-- begin Provided records --

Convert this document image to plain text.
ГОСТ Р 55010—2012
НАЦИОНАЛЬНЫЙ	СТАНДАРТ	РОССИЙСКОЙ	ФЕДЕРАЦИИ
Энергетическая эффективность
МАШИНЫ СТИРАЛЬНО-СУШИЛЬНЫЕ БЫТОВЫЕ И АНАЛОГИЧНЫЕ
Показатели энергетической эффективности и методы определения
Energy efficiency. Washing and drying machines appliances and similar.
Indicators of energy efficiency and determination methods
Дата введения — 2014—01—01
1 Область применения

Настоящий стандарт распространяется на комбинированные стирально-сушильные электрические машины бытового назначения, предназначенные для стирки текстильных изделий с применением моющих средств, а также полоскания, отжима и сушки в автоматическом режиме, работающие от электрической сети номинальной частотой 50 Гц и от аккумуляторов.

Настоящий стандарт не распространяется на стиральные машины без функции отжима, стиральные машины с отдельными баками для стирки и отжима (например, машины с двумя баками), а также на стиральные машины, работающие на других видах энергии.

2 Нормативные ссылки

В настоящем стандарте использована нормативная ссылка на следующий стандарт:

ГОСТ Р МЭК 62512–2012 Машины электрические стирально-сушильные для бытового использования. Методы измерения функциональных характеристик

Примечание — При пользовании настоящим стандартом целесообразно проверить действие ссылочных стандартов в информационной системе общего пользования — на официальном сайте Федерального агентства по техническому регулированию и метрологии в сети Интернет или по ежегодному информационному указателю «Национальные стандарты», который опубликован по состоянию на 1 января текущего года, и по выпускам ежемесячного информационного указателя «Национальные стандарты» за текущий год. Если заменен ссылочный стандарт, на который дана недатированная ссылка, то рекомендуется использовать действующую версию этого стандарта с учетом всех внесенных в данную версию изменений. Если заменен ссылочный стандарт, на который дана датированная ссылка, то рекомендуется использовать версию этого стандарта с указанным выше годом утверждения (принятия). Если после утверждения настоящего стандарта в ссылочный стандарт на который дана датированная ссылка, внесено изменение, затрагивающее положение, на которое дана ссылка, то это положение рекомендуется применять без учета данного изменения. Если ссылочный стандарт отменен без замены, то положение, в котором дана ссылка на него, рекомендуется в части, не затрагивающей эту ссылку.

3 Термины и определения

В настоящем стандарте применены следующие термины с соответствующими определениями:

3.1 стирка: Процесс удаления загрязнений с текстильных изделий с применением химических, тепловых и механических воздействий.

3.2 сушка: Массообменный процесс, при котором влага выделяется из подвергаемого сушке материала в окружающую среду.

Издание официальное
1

-- end Provided records --

# [What you are asked to do]
Once more, set down the full listing, verbatim.

# [Worked solution]
Convert this document image to plain text.
ГОСТ Р 55010—2012
НАЦИОНАЛЬНЫЙ	СТАНДАРТ	РОССИЙСКОЙ	ФЕДЕРАЦИИ
Энергетическая эффективность
МАШИНЫ СТИРАЛЬНО-СУШИЛЬНЫЕ БЫТОВЫЕ И АНАЛОГИЧНЫЕ
Показатели энергетической эффективности и методы определения
Energy efficiency. Washing and drying machines appliances and similar.
Indicators of energy efficiency and determination methods
Дата введения — 2014—01—01
1 Область применения

Настоящий стандарт распространяется на комбинированные стирально-сушильные электрические машины бытового назначения, предназначенные для стирки текстильных изделий с применением моющих средств, а также полоскания, отжима и сушки в автоматическом режиме, работающие от электрической сети номинальной частотой 50 Гц и от аккумуляторов.

Настоящий стандарт не распространяется на стиральные машины без функции отжима, стиральные машины с отдельными баками для стирки и отжима (например, машины с двумя баками), а также на стиральные машины, работающие на других видах энергии.

2 Нормативные ссылки

В настоящем стандарте использована нормативная ссылка на следующий стандарт:

ГОСТ Р МЭК 62512–2012 Машины электрические стирально-сушильные для бытового использования. Методы измерения функциональных характеристик

Примечание — При пользовании настоящим стандартом целесообразно проверить действие ссылочных стандартов в информационной системе общего пользования — на официальном сайте Федерального агентства по техническому регулированию и метрологии в сети Интернет или по ежегодному информационному указателю «Национальные стандарты», который опубликован по состоянию на 1 января текущего года, и по выпускам ежемесячного информационного указателя «Национальные стандарты» за текущий год. Если заменен ссылочный стандарт, на который дана недатированная ссылка, то рекомендуется использовать действующую версию этого стандарта с учетом всех внесенных в данную версию изменений. Если заменен ссылочный стандарт, на который дана датированная ссылка, то рекомендуется использовать версию этого стандарта с указанным выше годом утверждения (принятия). Если после утверждения настоящего стандарта в ссылочный стандарт на который дана датированная ссылка, внесено изменение, затрагивающее положение, на которое дана ссылка, то это положение рекомендуется применять без учета данного изменения. Если ссылочный стандарт отменен без замены, то положение, в котором дана ссылка на него, рекомендуется в части, не затрагивающей эту ссылку.

3 Термины и определения

В настоящем стандарте применены следующие термины с соответствующими определениями:

3.1 стирка: Процесс удаления загрязнений с текстильных изделий с применением химических, тепловых и механических воздействий.

3.2 сушка: Массообменный процесс, при котором влага выделяется из подвергаемого сушке материала в окружающую среду.

Издание официальное
1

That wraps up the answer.